EXERCISE PROMPT
Copy every line in the records below that contains the word "Current".

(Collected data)
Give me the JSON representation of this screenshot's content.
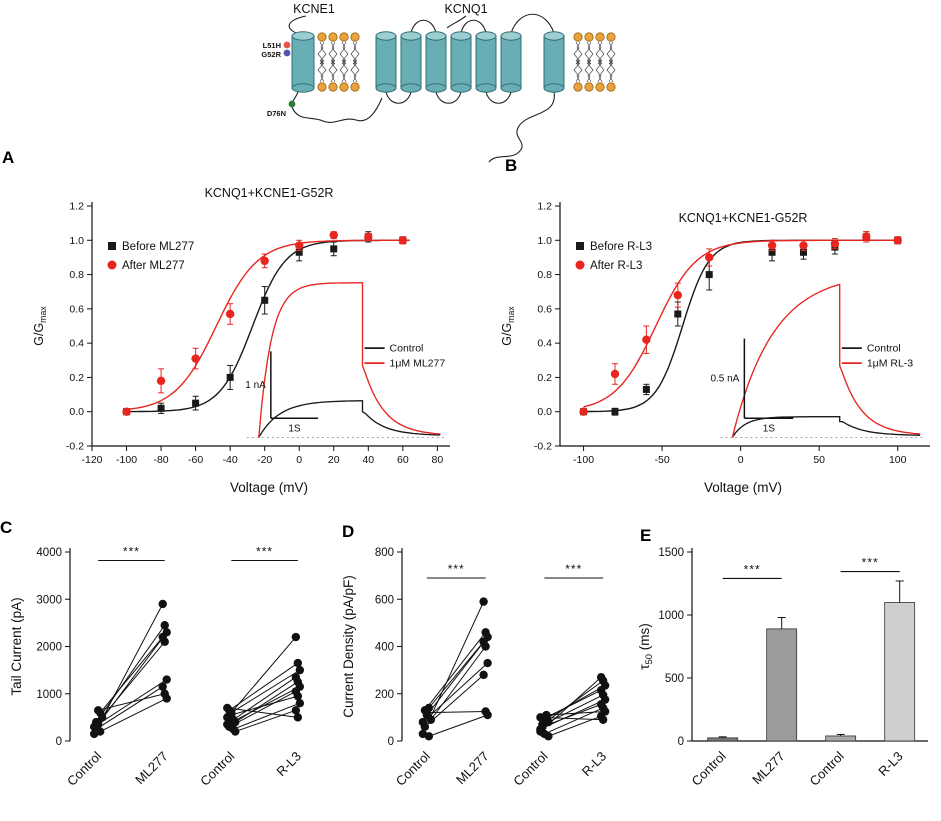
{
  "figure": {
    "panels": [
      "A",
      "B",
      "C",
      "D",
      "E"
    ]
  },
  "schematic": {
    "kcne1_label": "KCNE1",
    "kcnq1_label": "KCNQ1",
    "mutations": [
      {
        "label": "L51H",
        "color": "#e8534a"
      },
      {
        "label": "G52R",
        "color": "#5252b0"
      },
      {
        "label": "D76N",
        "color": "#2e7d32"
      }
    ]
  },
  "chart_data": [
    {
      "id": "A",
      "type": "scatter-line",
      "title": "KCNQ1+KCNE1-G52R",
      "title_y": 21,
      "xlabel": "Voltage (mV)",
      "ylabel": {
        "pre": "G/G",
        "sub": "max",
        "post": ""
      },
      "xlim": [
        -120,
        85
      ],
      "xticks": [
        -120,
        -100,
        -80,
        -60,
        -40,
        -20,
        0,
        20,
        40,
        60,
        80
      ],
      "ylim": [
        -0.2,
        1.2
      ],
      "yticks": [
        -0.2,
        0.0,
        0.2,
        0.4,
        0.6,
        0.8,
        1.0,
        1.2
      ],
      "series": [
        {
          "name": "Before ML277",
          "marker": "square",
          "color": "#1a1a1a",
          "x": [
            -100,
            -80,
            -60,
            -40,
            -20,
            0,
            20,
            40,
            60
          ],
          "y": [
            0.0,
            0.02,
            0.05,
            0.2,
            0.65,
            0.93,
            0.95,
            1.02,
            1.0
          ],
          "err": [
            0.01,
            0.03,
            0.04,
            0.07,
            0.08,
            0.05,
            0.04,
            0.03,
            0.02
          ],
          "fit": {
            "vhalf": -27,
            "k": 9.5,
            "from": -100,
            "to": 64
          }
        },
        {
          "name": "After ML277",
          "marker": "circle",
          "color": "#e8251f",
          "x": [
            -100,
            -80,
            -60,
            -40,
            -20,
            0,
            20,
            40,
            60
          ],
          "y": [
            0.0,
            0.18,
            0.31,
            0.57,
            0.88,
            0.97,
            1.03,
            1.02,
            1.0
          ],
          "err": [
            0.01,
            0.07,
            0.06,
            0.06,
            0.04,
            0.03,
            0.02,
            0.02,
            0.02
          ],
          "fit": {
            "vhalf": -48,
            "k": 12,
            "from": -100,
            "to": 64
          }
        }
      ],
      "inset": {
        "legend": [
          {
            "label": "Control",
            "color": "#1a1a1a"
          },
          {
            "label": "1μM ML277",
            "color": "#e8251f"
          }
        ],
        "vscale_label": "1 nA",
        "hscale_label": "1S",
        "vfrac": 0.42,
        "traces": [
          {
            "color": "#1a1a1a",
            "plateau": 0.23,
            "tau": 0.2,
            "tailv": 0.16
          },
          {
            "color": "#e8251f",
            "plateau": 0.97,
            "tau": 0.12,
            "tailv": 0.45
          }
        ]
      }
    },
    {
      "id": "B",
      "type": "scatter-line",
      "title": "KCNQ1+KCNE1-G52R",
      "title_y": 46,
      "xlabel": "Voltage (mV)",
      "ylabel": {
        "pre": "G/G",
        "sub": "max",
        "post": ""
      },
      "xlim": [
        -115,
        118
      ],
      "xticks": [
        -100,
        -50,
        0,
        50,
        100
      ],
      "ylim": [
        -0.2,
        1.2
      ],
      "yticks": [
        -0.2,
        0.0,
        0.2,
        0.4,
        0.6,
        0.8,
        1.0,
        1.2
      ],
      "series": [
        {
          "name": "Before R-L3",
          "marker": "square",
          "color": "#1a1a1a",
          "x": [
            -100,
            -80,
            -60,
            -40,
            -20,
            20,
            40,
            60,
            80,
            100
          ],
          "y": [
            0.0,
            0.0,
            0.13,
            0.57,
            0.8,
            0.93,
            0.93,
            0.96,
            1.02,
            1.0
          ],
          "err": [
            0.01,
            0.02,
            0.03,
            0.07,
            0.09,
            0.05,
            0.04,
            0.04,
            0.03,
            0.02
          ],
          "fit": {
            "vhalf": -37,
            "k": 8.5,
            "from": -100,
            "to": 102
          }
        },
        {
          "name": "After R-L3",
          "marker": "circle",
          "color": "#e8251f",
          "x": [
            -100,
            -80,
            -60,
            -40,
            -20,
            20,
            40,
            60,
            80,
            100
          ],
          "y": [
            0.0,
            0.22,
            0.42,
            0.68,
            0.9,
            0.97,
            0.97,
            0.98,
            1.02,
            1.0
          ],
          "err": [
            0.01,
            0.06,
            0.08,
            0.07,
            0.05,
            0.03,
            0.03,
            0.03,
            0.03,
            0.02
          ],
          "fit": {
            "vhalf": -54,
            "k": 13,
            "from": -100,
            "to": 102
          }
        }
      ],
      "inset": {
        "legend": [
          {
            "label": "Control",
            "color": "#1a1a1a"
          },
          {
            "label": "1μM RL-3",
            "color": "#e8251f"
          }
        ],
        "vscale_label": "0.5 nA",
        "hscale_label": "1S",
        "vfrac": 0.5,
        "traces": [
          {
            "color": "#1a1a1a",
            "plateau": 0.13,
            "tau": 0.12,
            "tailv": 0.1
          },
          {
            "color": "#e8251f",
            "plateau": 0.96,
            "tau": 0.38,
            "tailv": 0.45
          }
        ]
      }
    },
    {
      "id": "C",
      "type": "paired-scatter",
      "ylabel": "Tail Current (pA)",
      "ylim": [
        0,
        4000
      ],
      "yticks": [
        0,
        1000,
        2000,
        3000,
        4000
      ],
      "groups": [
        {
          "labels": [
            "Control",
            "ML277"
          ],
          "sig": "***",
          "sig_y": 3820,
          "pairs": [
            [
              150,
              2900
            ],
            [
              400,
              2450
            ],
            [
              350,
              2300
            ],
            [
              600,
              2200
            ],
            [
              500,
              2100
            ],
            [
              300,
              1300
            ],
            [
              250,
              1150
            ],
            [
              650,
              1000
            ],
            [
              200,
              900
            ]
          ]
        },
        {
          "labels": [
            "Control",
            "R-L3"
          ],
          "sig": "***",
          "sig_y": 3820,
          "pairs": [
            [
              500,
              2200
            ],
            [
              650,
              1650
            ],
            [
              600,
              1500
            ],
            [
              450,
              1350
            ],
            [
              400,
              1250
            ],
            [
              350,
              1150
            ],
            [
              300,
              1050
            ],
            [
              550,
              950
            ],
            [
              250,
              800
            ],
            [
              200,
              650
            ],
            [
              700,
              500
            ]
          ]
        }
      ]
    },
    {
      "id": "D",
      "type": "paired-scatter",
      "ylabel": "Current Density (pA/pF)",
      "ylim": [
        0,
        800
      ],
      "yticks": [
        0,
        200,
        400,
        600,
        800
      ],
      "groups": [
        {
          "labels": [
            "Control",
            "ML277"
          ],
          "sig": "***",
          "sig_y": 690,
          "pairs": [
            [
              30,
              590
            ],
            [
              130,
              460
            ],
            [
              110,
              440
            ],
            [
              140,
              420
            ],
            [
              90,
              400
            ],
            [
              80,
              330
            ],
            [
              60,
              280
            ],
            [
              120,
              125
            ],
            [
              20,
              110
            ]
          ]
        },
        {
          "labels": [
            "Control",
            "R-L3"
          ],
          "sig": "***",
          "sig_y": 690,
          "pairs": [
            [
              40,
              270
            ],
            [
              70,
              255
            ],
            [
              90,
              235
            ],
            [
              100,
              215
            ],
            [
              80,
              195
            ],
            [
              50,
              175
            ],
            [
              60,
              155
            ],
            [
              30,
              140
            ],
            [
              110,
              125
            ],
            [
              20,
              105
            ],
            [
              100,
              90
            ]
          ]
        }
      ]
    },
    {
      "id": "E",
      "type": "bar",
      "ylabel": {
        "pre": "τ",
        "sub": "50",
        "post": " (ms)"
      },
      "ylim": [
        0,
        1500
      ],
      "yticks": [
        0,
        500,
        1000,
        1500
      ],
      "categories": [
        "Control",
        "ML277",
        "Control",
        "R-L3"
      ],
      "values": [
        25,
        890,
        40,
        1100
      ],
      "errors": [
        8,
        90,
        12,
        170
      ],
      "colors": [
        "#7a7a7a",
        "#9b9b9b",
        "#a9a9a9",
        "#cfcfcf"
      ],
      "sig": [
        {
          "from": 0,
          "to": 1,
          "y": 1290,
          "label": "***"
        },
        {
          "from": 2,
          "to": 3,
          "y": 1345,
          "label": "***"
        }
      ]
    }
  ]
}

ANSWER IN FULL
      "ylabel": "Tail Current (pA)",
      "ylabel": "Current Density (pA/pF)",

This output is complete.